* Что требуется:
Перепишите, пожалуйста, все приведённые ниже данные строка за строкой без единого изменения. Картинки в ответ не включайте.
*-*-*
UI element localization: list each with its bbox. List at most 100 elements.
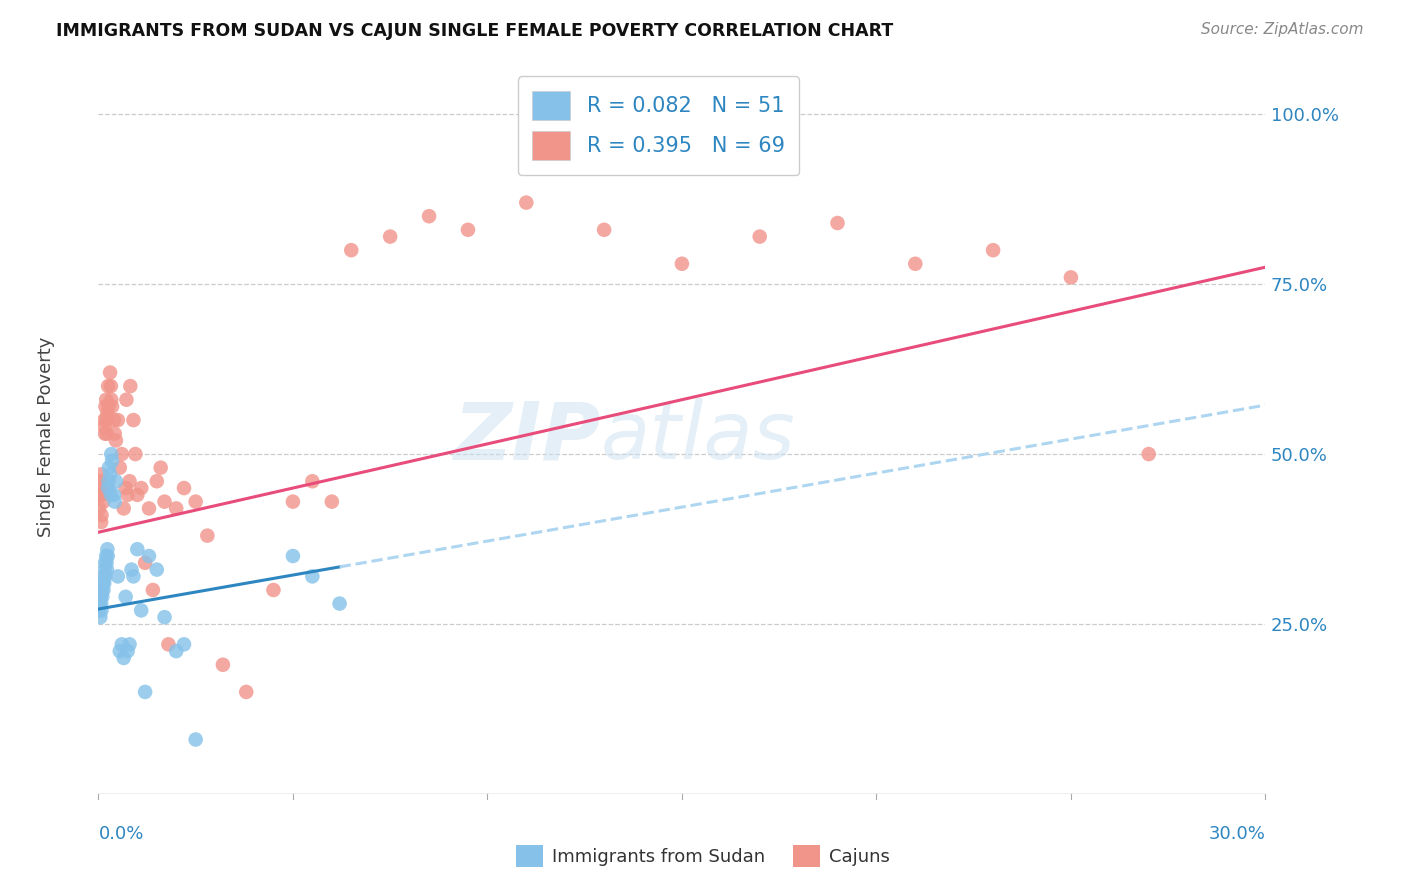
- Point: [90, 582, 112, 597]
- Point: [96, 556, 118, 570]
- Text: 0.0%: 0.0%: [98, 825, 143, 843]
- Point: [129, 603, 152, 617]
- Point: [129, 481, 152, 495]
- Point: [117, 488, 139, 502]
- Point: [90, 603, 112, 617]
- Point: [904, 257, 927, 271]
- Point: [127, 488, 149, 502]
- Point: [93, 563, 115, 577]
- Point: [103, 413, 125, 427]
- Point: [108, 644, 131, 658]
- Text: atlas: atlas: [600, 398, 794, 476]
- Point: [321, 494, 343, 508]
- Point: [593, 223, 616, 237]
- Point: [281, 549, 304, 563]
- Point: [94, 400, 117, 414]
- Point: [108, 460, 131, 475]
- Point: [107, 569, 129, 583]
- Point: [104, 426, 127, 441]
- Point: [90, 597, 112, 611]
- Point: [97, 460, 120, 475]
- Point: [96, 406, 118, 420]
- Point: [97, 481, 120, 495]
- Point: [118, 475, 141, 489]
- Point: [138, 501, 160, 516]
- Text: Source: ZipAtlas.com: Source: ZipAtlas.com: [1201, 22, 1364, 37]
- Point: [115, 392, 138, 407]
- Point: [93, 494, 115, 508]
- Point: [1137, 447, 1160, 461]
- Point: [96, 413, 118, 427]
- Point: [112, 651, 135, 665]
- Point: [142, 582, 165, 597]
- Point: [118, 637, 141, 651]
- Point: [93, 420, 115, 434]
- Legend: R = 0.082   N = 51, R = 0.395   N = 69: R = 0.082 N = 51, R = 0.395 N = 69: [517, 77, 799, 175]
- Point: [117, 644, 139, 658]
- Point: [146, 475, 169, 489]
- Point: [96, 563, 118, 577]
- Point: [134, 556, 156, 570]
- Point: [173, 637, 195, 651]
- Point: [97, 549, 120, 563]
- Point: [134, 685, 156, 699]
- Point: [101, 400, 124, 414]
- Point: [100, 488, 122, 502]
- Point: [184, 732, 207, 747]
- Point: [101, 454, 124, 468]
- Point: [153, 494, 176, 508]
- Point: [104, 494, 127, 508]
- Text: 30.0%: 30.0%: [1209, 825, 1265, 843]
- Point: [97, 400, 120, 414]
- Point: [104, 434, 127, 448]
- Point: [301, 569, 323, 583]
- Point: [301, 475, 323, 489]
- Point: [111, 637, 134, 651]
- Point: [153, 610, 176, 624]
- Point: [157, 637, 180, 651]
- Point: [93, 413, 115, 427]
- Point: [96, 392, 118, 407]
- Point: [515, 195, 537, 210]
- Point: [96, 426, 118, 441]
- Point: [122, 569, 145, 583]
- Point: [89, 475, 111, 489]
- Point: [93, 582, 115, 597]
- Point: [98, 467, 121, 482]
- Point: [329, 597, 352, 611]
- Point: [124, 447, 146, 461]
- Point: [91, 576, 114, 591]
- Point: [104, 475, 127, 489]
- Point: [173, 481, 195, 495]
- Point: [195, 528, 218, 542]
- Point: [90, 515, 112, 529]
- Point: [91, 488, 114, 502]
- Point: [89, 610, 111, 624]
- Point: [100, 447, 122, 461]
- Point: [121, 563, 143, 577]
- Point: [90, 590, 112, 604]
- Point: [112, 501, 135, 516]
- Point: [107, 413, 129, 427]
- Point: [111, 447, 134, 461]
- Point: [97, 475, 120, 489]
- Point: [94, 569, 117, 583]
- Point: [96, 549, 118, 563]
- Point: [262, 582, 284, 597]
- Point: [100, 379, 122, 393]
- Point: [378, 229, 402, 244]
- Point: [89, 603, 111, 617]
- Point: [281, 494, 304, 508]
- Point: [827, 216, 849, 230]
- Point: [91, 590, 114, 604]
- Point: [981, 243, 1004, 257]
- Point: [457, 223, 479, 237]
- Point: [93, 569, 115, 583]
- Point: [122, 413, 145, 427]
- Point: [1060, 270, 1083, 285]
- Point: [89, 597, 111, 611]
- Point: [100, 392, 122, 407]
- Point: [93, 576, 115, 591]
- Point: [165, 501, 187, 516]
- Point: [120, 379, 142, 393]
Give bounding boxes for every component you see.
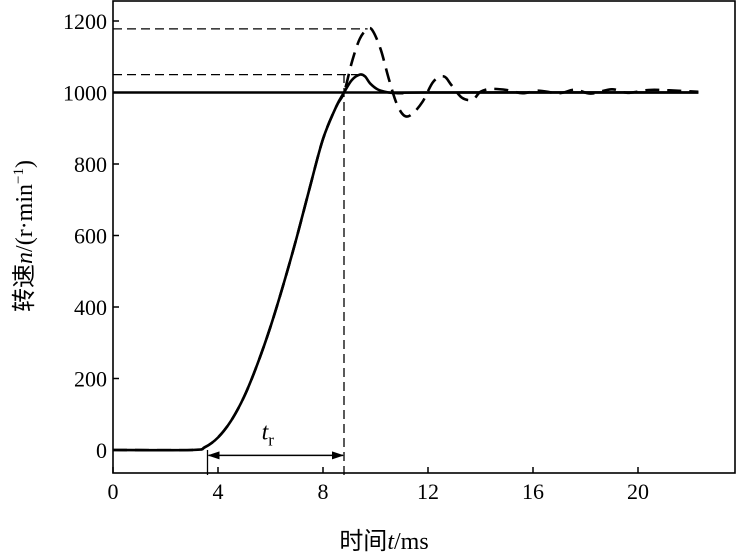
*-*-*
* Решение задания:
UI element localization: list each with its bbox. List at most 100 elements.
- Point: [90, 582, 112, 597]
- Point: [96, 556, 118, 570]
- Text: 0.0%: 0.0%: [98, 825, 143, 843]
- Point: [129, 603, 152, 617]
- Point: [129, 481, 152, 495]
- Point: [117, 488, 139, 502]
- Point: [90, 603, 112, 617]
- Point: [904, 257, 927, 271]
- Point: [127, 488, 149, 502]
- Point: [93, 563, 115, 577]
- Point: [103, 413, 125, 427]
- Point: [108, 644, 131, 658]
- Text: atlas: atlas: [600, 398, 794, 476]
- Point: [321, 494, 343, 508]
- Point: [593, 223, 616, 237]
- Point: [281, 549, 304, 563]
- Point: [94, 400, 117, 414]
- Point: [108, 460, 131, 475]
- Point: [107, 569, 129, 583]
- Point: [104, 426, 127, 441]
- Point: [90, 597, 112, 611]
- Point: [97, 460, 120, 475]
- Point: [96, 406, 118, 420]
- Point: [97, 481, 120, 495]
- Point: [118, 475, 141, 489]
- Point: [138, 501, 160, 516]
- Text: Source: ZipAtlas.com: Source: ZipAtlas.com: [1201, 22, 1364, 37]
- Point: [115, 392, 138, 407]
- Point: [93, 494, 115, 508]
- Point: [1137, 447, 1160, 461]
- Point: [96, 413, 118, 427]
- Point: [112, 651, 135, 665]
- Point: [142, 582, 165, 597]
- Point: [118, 637, 141, 651]
- Point: [93, 420, 115, 434]
- Legend: R = 0.082   N = 51, R = 0.395   N = 69: R = 0.082 N = 51, R = 0.395 N = 69: [517, 77, 799, 175]
- Point: [117, 644, 139, 658]
- Point: [146, 475, 169, 489]
- Point: [96, 563, 118, 577]
- Point: [134, 556, 156, 570]
- Point: [173, 637, 195, 651]
- Point: [97, 549, 120, 563]
- Point: [134, 685, 156, 699]
- Point: [101, 400, 124, 414]
- Point: [100, 488, 122, 502]
- Point: [184, 732, 207, 747]
- Point: [101, 454, 124, 468]
- Point: [153, 494, 176, 508]
- Point: [104, 494, 127, 508]
- Text: 30.0%: 30.0%: [1209, 825, 1265, 843]
- Point: [97, 400, 120, 414]
- Point: [104, 434, 127, 448]
- Point: [301, 569, 323, 583]
- Point: [301, 475, 323, 489]
- Point: [111, 637, 134, 651]
- Point: [153, 610, 176, 624]
- Point: [157, 637, 180, 651]
- Point: [93, 413, 115, 427]
- Point: [96, 392, 118, 407]
- Point: [515, 195, 537, 210]
- Point: [96, 426, 118, 441]
- Point: [122, 569, 145, 583]
- Point: [89, 475, 111, 489]
- Point: [93, 582, 115, 597]
- Point: [98, 467, 121, 482]
- Point: [329, 597, 352, 611]
- Point: [124, 447, 146, 461]
- Point: [91, 576, 114, 591]
- Point: [104, 475, 127, 489]
- Point: [173, 481, 195, 495]
- Point: [195, 528, 218, 542]
- Point: [90, 515, 112, 529]
- Point: [91, 488, 114, 502]
- Point: [89, 610, 111, 624]
- Point: [100, 447, 122, 461]
- Point: [121, 563, 143, 577]
- Point: [90, 590, 112, 604]
- Point: [112, 501, 135, 516]
- Point: [107, 413, 129, 427]
- Point: [111, 447, 134, 461]
- Point: [97, 475, 120, 489]
- Point: [94, 569, 117, 583]
- Point: [96, 549, 118, 563]
- Point: [262, 582, 284, 597]
- Point: [100, 379, 122, 393]
- Point: [378, 229, 402, 244]
- Point: [89, 603, 111, 617]
- Point: [281, 494, 304, 508]
- Point: [827, 216, 849, 230]
- Point: [91, 590, 114, 604]
- Point: [981, 243, 1004, 257]
- Point: [457, 223, 479, 237]
- Point: [93, 569, 115, 583]
- Point: [122, 413, 145, 427]
- Point: [1060, 270, 1083, 285]
- Point: [89, 597, 111, 611]
- Point: [100, 392, 122, 407]
- Point: [93, 576, 115, 591]
- Point: [165, 501, 187, 516]
- Point: [120, 379, 142, 393]
Give bounding boxes for every component you see.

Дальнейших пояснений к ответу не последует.